## Your task
Reproduce every line of the listing below without any change.

[A listing]
************

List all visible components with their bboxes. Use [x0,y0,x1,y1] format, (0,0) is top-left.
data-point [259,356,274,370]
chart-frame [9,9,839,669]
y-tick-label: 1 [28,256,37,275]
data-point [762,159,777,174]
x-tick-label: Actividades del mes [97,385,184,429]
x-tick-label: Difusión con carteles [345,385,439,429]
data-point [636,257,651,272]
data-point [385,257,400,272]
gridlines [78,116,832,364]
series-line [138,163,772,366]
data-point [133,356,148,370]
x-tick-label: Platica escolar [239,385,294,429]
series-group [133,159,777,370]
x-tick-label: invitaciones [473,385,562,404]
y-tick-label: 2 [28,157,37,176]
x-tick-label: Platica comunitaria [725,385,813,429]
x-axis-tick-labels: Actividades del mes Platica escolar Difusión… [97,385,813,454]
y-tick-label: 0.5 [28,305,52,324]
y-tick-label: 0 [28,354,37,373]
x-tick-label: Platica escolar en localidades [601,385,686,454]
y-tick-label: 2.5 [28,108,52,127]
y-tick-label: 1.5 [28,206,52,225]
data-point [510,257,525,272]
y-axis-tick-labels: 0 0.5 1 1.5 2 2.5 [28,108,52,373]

************

## Result
List all visible components with their bboxes. Use [x0,y0,x1,y1] format, (0,0) is top-left.
data-point [259,356,274,370]
chart-frame [9,9,839,669]
y-tick-label: 1 [28,256,37,275]
data-point [762,159,777,174]
x-tick-label: Actividades del mes [97,385,184,429]
x-tick-label: Difusión con carteles [345,385,439,429]
data-point [636,257,651,272]
data-point [385,257,400,272]
gridlines [78,116,832,364]
series-line [138,163,772,366]
data-point [133,356,148,370]
x-tick-label: Platica escolar [239,385,294,429]
series-group [133,159,777,370]
x-tick-label: invitaciones [473,385,562,404]
y-tick-label: 2 [28,157,37,176]
x-tick-label: Platica comunitaria [725,385,813,429]
x-axis-tick-labels: Actividades del mes Platica escolar Difusión… [97,385,813,454]
y-tick-label: 0.5 [28,305,52,324]
y-tick-label: 0 [28,354,37,373]
x-tick-label: Platica escolar en localidades [601,385,686,454]
y-tick-label: 2.5 [28,108,52,127]
y-tick-label: 1.5 [28,206,52,225]
data-point [510,257,525,272]
y-axis-tick-labels: 0 0.5 1 1.5 2 2.5 [28,108,52,373]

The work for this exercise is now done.